TO DO>
Go through the lines below and copy each one that holds the string "will".

————————

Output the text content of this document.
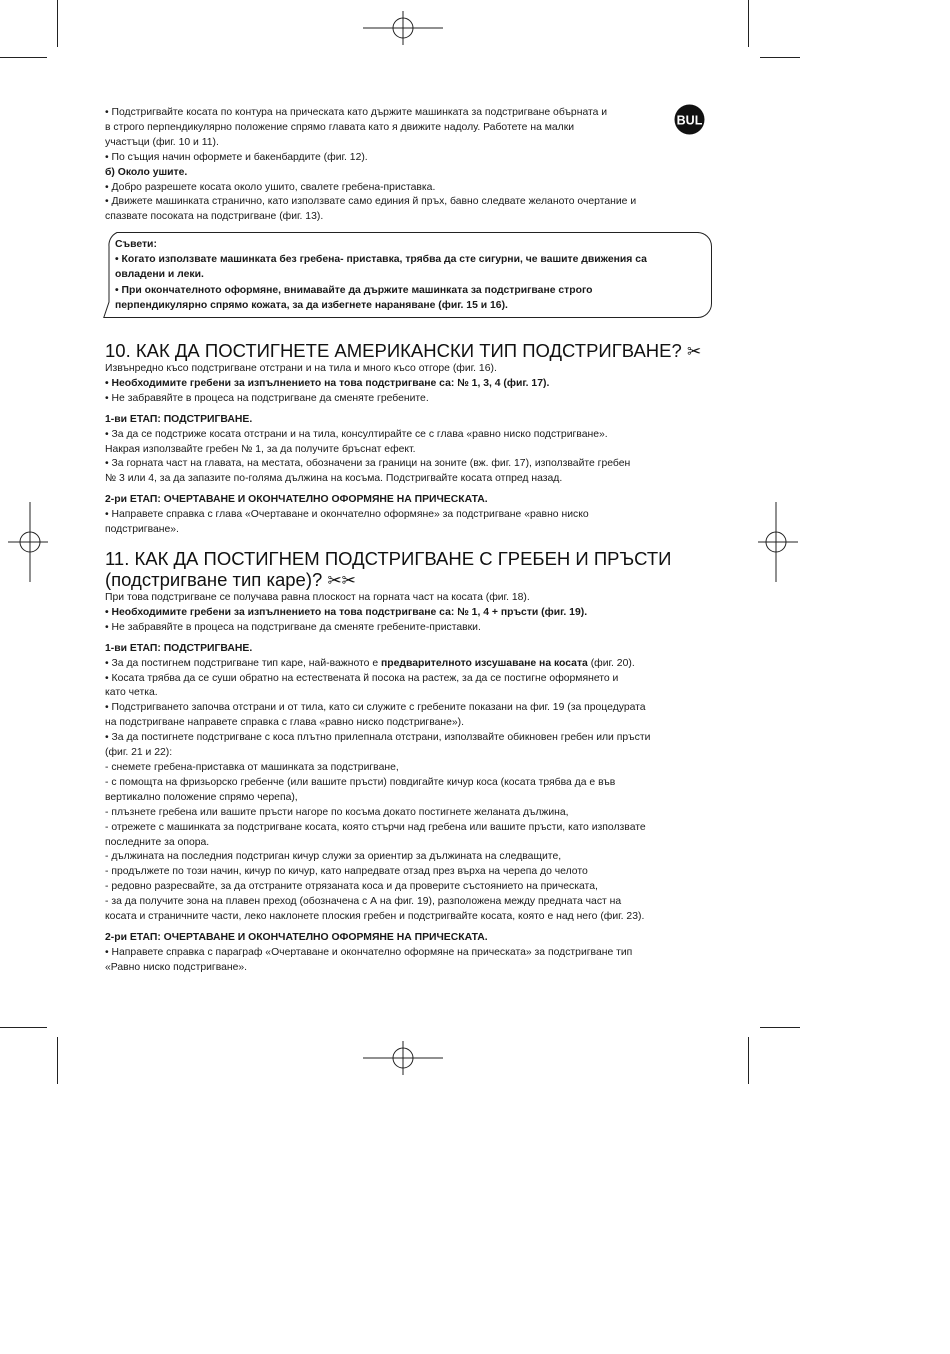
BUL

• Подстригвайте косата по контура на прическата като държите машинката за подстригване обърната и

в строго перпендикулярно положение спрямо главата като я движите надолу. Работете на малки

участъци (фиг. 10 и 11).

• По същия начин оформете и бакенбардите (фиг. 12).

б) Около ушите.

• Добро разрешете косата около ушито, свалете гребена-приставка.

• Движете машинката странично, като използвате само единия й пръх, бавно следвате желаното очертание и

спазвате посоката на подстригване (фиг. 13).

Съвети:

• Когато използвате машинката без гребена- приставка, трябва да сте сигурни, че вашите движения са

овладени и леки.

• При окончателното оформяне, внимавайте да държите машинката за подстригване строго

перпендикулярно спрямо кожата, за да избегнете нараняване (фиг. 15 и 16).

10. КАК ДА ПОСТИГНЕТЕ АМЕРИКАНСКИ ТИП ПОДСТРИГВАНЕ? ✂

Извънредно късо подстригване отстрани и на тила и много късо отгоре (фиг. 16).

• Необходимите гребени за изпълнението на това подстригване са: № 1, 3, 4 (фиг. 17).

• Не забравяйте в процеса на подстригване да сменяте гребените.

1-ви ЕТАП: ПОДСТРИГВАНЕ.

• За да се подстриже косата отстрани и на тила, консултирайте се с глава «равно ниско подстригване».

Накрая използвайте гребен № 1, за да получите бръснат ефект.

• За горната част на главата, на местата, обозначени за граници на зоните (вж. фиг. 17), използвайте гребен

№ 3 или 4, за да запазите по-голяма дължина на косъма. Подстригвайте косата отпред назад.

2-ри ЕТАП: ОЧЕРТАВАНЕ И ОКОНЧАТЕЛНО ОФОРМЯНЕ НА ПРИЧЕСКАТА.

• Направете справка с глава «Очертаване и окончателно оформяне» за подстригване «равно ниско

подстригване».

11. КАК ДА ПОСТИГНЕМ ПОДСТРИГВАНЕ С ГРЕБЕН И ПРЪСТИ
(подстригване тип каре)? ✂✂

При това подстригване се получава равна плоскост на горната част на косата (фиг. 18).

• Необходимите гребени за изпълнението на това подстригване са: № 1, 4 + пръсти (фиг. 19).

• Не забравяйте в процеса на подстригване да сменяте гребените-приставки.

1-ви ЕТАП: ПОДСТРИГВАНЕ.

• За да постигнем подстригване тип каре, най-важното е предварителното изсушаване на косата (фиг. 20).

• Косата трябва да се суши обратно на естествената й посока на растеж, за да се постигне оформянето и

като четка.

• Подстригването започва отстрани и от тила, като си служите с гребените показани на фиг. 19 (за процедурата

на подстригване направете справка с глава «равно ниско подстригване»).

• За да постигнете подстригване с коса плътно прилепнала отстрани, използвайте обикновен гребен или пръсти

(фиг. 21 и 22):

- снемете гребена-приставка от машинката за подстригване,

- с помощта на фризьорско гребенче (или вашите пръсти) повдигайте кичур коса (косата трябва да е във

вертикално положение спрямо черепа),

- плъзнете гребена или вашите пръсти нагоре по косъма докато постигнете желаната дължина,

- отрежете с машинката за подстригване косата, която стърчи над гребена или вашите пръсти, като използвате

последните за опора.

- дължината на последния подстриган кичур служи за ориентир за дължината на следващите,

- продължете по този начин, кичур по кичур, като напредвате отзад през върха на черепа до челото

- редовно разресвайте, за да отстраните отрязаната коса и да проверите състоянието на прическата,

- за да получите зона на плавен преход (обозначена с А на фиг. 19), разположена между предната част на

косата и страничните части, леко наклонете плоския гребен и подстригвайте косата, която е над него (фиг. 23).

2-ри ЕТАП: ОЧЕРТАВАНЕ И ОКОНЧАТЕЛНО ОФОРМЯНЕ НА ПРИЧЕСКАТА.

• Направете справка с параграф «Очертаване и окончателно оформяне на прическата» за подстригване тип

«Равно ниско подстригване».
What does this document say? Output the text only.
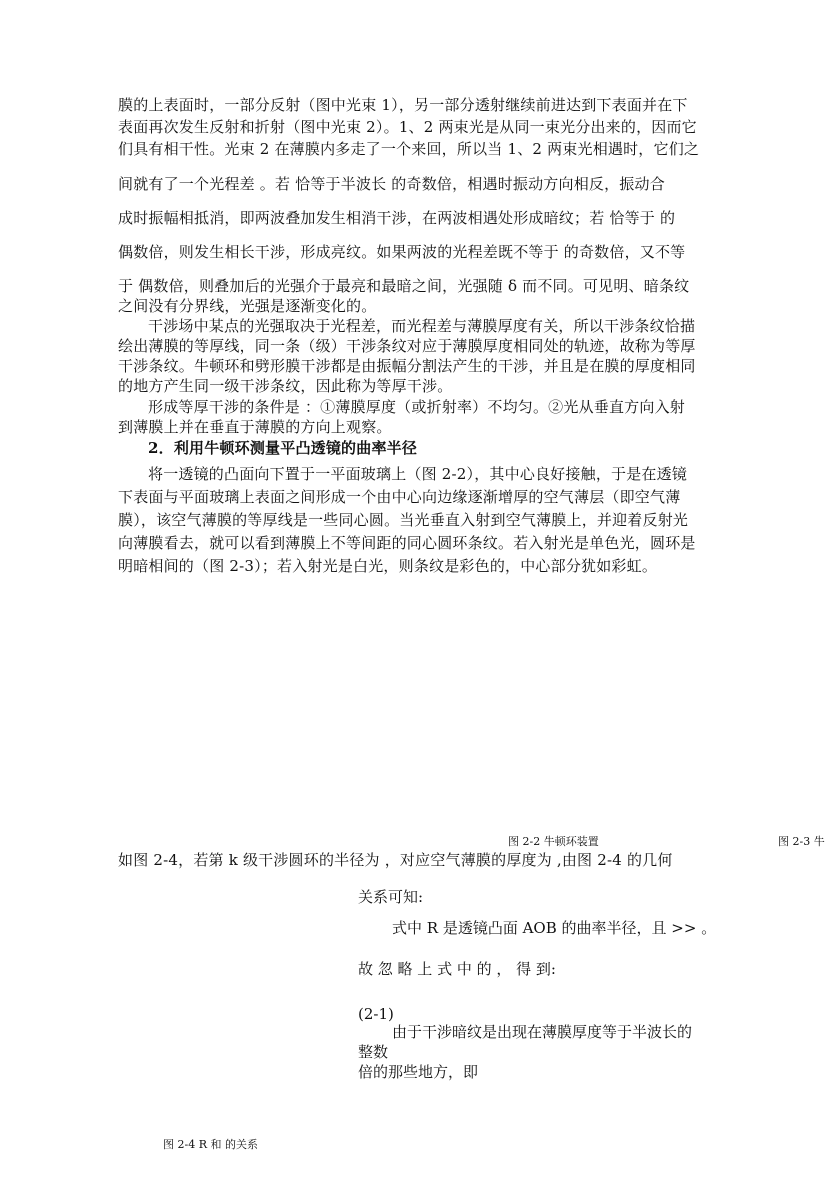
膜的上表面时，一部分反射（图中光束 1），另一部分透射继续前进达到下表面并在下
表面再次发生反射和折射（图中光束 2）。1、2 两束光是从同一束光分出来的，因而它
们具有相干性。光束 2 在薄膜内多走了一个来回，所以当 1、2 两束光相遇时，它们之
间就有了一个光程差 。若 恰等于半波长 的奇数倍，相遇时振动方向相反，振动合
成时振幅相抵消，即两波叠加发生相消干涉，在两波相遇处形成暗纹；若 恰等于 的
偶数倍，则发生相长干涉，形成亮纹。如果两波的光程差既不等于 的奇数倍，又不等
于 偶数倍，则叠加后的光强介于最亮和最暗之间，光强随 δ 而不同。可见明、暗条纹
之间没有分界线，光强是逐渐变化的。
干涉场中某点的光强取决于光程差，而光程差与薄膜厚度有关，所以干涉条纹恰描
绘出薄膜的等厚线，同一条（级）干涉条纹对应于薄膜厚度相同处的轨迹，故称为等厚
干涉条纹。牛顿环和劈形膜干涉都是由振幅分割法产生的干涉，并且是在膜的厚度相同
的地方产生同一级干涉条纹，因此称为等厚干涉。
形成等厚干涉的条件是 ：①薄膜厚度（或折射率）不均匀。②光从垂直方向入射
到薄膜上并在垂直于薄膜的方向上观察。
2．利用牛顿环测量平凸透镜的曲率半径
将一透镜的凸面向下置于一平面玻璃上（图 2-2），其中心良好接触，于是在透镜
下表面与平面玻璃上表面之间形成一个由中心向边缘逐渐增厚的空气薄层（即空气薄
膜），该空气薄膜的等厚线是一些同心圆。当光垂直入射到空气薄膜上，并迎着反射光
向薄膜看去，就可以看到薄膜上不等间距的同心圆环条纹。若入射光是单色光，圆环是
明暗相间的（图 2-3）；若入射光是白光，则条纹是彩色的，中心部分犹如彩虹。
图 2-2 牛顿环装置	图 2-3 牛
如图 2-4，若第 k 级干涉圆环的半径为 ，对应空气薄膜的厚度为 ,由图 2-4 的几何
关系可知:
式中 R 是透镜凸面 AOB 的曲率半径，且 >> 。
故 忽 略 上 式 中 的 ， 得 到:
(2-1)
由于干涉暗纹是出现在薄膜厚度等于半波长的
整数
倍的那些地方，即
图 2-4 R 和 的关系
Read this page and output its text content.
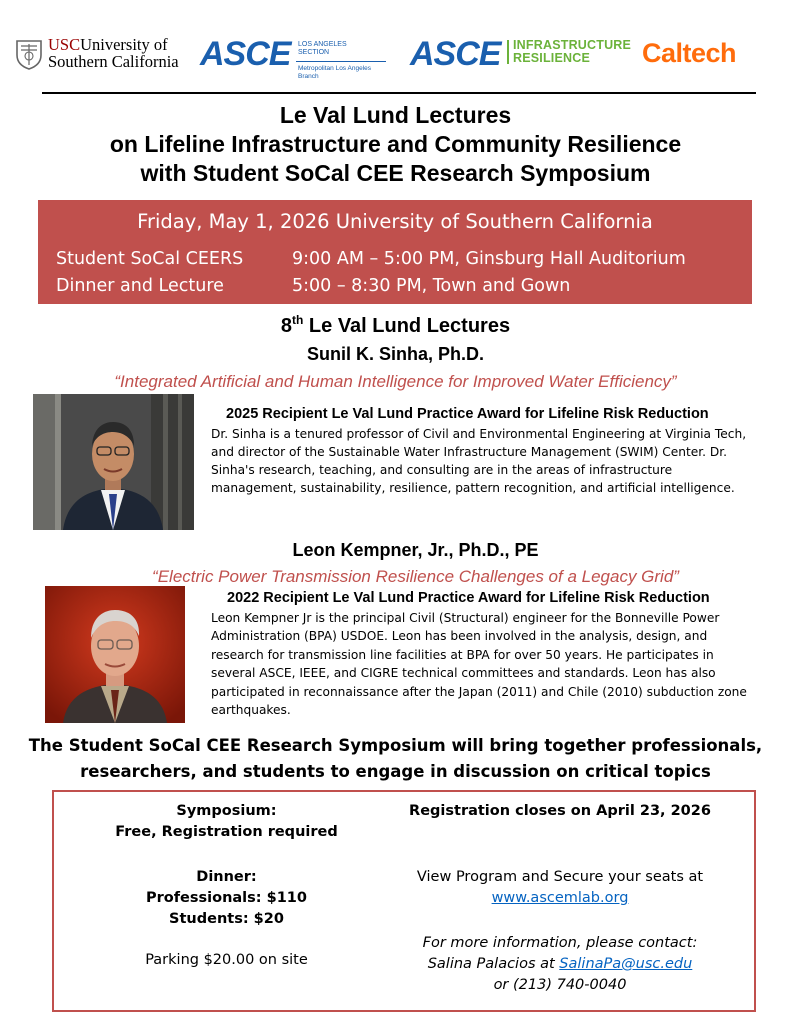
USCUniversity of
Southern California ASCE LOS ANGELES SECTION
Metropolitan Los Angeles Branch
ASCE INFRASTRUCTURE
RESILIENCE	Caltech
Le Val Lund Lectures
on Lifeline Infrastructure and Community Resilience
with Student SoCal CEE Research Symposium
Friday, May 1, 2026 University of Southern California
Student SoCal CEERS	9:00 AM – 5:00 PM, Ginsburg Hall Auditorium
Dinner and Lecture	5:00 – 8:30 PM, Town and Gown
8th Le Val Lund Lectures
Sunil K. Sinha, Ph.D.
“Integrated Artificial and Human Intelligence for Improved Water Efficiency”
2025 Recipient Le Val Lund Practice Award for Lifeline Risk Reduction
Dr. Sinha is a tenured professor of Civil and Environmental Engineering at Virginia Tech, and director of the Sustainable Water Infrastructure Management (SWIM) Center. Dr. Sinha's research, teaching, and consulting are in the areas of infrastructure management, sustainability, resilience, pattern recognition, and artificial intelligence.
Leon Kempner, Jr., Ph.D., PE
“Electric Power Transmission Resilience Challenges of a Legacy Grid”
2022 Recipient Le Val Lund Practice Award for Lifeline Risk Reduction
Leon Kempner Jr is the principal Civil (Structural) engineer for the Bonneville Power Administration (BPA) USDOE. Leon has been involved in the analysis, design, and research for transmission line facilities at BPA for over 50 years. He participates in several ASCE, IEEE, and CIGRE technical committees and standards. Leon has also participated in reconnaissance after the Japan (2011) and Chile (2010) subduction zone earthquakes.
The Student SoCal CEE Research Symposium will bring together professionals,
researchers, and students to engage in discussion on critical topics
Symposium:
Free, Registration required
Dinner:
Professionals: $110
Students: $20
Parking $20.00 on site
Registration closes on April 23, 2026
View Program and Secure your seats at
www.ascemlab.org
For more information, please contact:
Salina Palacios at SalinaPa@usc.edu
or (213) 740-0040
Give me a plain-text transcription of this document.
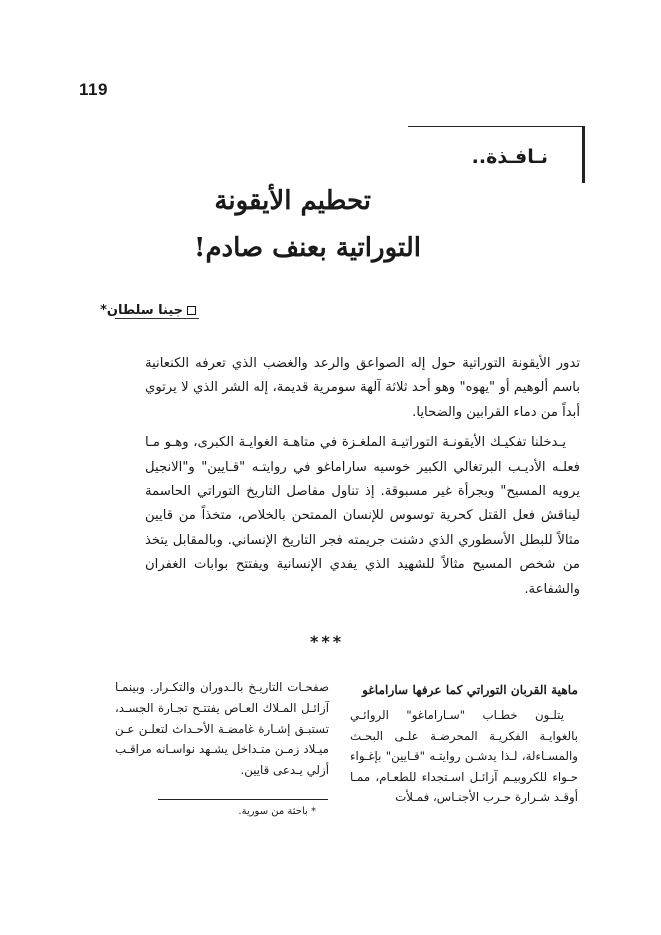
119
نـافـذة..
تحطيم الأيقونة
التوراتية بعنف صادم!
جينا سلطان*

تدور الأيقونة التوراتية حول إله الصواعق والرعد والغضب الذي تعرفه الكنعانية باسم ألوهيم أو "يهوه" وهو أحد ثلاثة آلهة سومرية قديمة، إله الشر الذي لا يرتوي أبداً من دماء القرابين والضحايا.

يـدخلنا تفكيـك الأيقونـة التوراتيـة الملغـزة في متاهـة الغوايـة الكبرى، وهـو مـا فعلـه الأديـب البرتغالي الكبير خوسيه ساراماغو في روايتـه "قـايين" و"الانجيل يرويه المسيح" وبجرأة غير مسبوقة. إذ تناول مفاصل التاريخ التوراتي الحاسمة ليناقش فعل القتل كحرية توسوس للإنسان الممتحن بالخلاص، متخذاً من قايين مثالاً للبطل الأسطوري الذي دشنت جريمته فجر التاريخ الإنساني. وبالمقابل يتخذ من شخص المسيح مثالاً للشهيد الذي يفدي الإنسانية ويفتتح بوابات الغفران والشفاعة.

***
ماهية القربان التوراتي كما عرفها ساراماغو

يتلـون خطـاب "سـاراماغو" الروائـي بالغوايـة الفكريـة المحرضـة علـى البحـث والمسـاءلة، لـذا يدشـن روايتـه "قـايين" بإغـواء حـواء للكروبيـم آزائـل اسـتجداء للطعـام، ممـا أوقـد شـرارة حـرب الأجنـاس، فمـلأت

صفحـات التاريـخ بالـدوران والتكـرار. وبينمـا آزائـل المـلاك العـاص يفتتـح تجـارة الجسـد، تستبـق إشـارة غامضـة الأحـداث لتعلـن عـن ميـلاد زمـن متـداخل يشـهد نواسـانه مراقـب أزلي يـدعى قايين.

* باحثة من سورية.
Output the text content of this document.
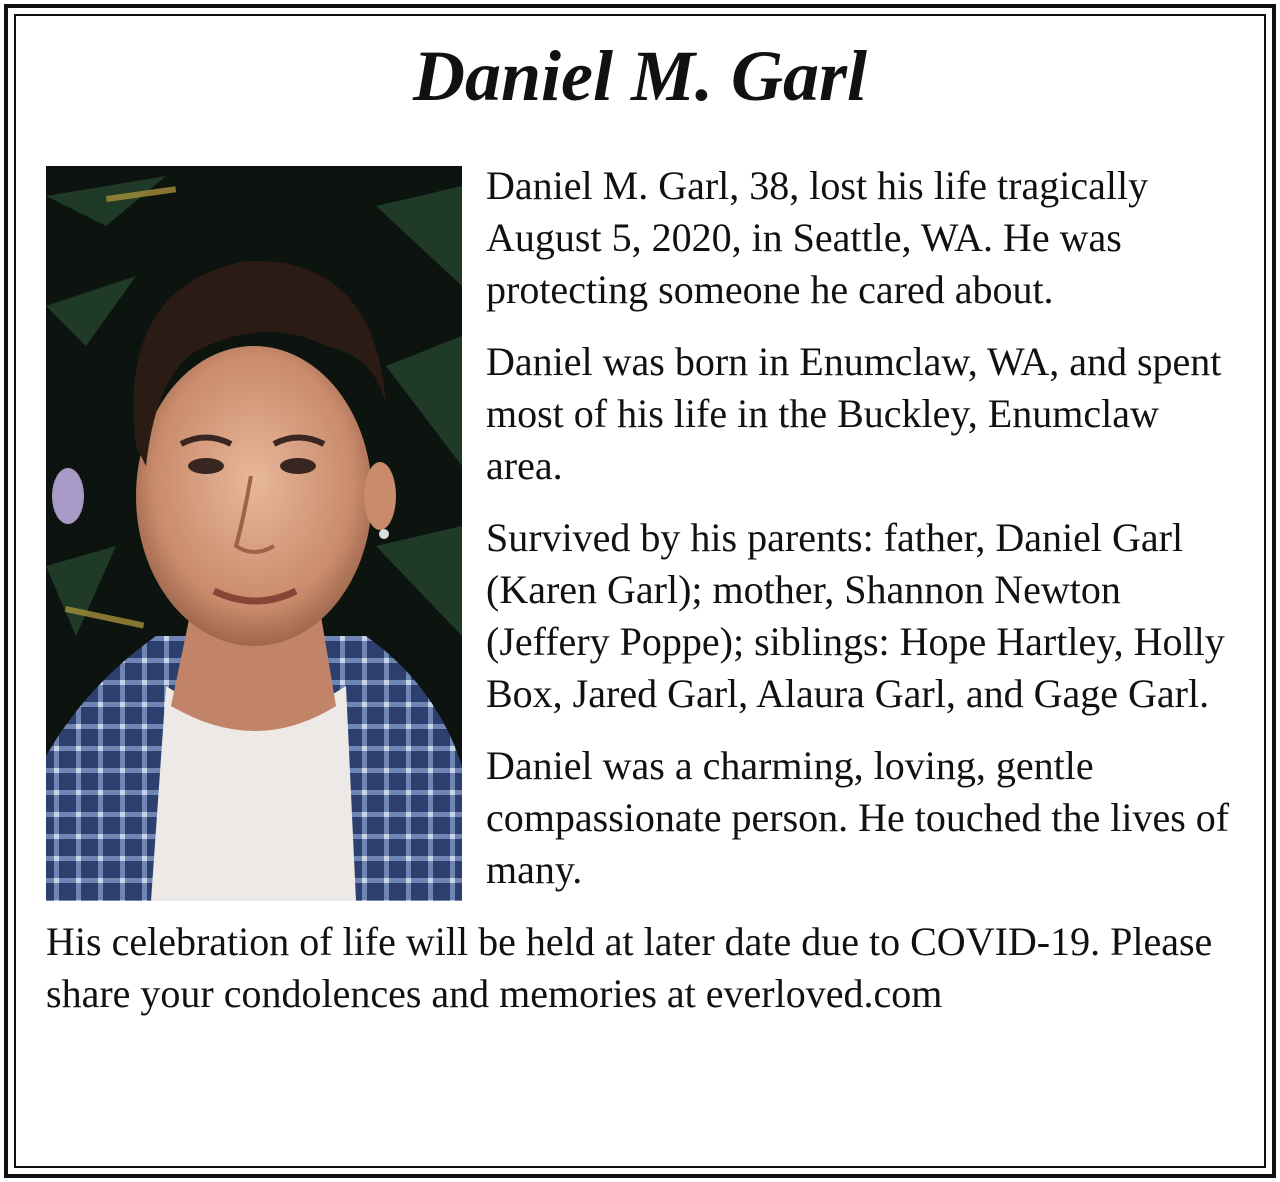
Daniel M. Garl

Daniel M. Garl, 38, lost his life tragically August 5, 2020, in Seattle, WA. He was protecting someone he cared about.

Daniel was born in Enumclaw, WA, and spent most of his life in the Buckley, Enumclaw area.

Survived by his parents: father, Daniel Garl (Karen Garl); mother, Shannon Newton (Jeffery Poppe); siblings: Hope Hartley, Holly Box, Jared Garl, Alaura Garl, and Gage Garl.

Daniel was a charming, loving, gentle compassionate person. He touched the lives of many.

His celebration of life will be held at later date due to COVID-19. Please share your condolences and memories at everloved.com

————————

ANSWER FOR THIS EXERCISE>
The Student SoCal CEE Research Symposium will bring together professionals,
His celebration of life will be held at later date due to COVID-19. Please share your condolences and memories at everloved.com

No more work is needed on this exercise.